Extracted data entries:
_____

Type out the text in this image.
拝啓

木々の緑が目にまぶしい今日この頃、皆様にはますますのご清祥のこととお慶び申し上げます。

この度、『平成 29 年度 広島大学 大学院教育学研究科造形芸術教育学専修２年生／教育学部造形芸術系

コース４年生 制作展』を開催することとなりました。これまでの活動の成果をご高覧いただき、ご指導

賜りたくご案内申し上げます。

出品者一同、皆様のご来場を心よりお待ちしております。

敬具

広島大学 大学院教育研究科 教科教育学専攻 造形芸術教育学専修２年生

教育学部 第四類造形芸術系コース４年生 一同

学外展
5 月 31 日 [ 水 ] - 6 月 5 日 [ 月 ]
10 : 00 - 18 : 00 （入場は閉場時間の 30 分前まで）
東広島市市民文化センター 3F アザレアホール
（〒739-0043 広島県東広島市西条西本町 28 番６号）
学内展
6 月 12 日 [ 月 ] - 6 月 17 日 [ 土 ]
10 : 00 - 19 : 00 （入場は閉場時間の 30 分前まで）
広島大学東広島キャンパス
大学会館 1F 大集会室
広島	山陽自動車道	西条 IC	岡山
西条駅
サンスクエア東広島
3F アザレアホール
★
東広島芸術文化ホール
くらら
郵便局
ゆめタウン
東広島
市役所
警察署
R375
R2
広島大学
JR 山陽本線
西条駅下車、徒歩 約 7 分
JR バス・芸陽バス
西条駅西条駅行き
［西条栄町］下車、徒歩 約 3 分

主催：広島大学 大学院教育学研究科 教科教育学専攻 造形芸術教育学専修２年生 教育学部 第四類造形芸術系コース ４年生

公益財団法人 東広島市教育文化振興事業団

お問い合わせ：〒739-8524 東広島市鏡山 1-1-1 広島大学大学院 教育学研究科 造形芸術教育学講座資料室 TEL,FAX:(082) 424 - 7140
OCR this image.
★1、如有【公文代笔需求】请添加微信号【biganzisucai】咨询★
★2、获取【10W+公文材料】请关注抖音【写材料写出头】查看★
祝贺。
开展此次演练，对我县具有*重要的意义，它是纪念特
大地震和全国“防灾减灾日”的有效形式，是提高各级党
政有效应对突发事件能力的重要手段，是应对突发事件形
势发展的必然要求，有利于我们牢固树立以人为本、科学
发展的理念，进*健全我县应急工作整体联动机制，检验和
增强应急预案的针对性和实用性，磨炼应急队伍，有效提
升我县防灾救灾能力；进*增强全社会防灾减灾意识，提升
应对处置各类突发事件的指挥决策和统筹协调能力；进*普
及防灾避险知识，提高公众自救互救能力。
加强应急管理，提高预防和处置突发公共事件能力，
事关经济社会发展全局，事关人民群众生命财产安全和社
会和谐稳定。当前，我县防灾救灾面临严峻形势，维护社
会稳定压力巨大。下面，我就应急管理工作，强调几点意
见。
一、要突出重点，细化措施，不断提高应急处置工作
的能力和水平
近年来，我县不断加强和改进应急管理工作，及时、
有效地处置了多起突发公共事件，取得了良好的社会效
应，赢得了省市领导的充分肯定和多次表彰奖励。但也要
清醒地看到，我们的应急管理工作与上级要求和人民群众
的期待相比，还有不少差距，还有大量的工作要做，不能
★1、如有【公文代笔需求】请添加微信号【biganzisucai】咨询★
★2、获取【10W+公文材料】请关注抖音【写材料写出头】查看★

_____

* _Your objective_
Send back all of the entries exactly, with nothing missing.

* _Full response_
Type out the text in this image.
拝啓

木々の緑が目にまぶしい今日この頃、皆様にはますますのご清祥のこととお慶び申し上げます。

この度、『平成 29 年度 広島大学 大学院教育学研究科造形芸術教育学専修２年生／教育学部造形芸術系

コース４年生 制作展』を開催することとなりました。これまでの活動の成果をご高覧いただき、ご指導

賜りたくご案内申し上げます。

出品者一同、皆様のご来場を心よりお待ちしております。

敬具

広島大学 大学院教育研究科 教科教育学専攻 造形芸術教育学専修２年生

教育学部 第四類造形芸術系コース４年生 一同

学外展
5 月 31 日 [ 水 ] - 6 月 5 日 [ 月 ]
10 : 00 - 18 : 00 （入場は閉場時間の 30 分前まで）
東広島市市民文化センター 3F アザレアホール
（〒739-0043 広島県東広島市西条西本町 28 番６号）
学内展
6 月 12 日 [ 月 ] - 6 月 17 日 [ 土 ]
10 : 00 - 19 : 00 （入場は閉場時間の 30 分前まで）
広島大学東広島キャンパス
大学会館 1F 大集会室
広島	山陽自動車道	西条 IC	岡山
西条駅
サンスクエア東広島
3F アザレアホール
★
東広島芸術文化ホール
くらら
郵便局
ゆめタウン
東広島
市役所
警察署
R375
R2
広島大学
JR 山陽本線
西条駅下車、徒歩 約 7 分
JR バス・芸陽バス
西条駅西条駅行き
［西条栄町］下車、徒歩 約 3 分

主催：広島大学 大学院教育学研究科 教科教育学専攻 造形芸術教育学専修２年生 教育学部 第四類造形芸術系コース ４年生

公益財団法人 東広島市教育文化振興事業団

お問い合わせ：〒739-8524 東広島市鏡山 1-1-1 広島大学大学院 教育学研究科 造形芸術教育学講座資料室 TEL,FAX:(082) 424 - 7140
OCR this image.
★1、如有【公文代笔需求】请添加微信号【biganzisucai】咨询★
★2、获取【10W+公文材料】请关注抖音【写材料写出头】查看★
祝贺。
开展此次演练，对我县具有*重要的意义，它是纪念特
大地震和全国“防灾减灾日”的有效形式，是提高各级党
政有效应对突发事件能力的重要手段，是应对突发事件形
势发展的必然要求，有利于我们牢固树立以人为本、科学
发展的理念，进*健全我县应急工作整体联动机制，检验和
增强应急预案的针对性和实用性，磨炼应急队伍，有效提
升我县防灾救灾能力；进*增强全社会防灾减灾意识，提升
应对处置各类突发事件的指挥决策和统筹协调能力；进*普
及防灾避险知识，提高公众自救互救能力。
加强应急管理，提高预防和处置突发公共事件能力，
事关经济社会发展全局，事关人民群众生命财产安全和社
会和谐稳定。当前，我县防灾救灾面临严峻形势，维护社
会稳定压力巨大。下面，我就应急管理工作，强调几点意
见。
一、要突出重点，细化措施，不断提高应急处置工作
的能力和水平
近年来，我县不断加强和改进应急管理工作，及时、
有效地处置了多起突发公共事件，取得了良好的社会效
应，赢得了省市领导的充分肯定和多次表彰奖励。但也要
清醒地看到，我们的应急管理工作与上级要求和人民群众
的期待相比，还有不少差距，还有大量的工作要做，不能
★1、如有【公文代笔需求】请添加微信号【biganzisucai】咨询★
★2、获取【10W+公文材料】请关注抖音【写材料写出头】查看★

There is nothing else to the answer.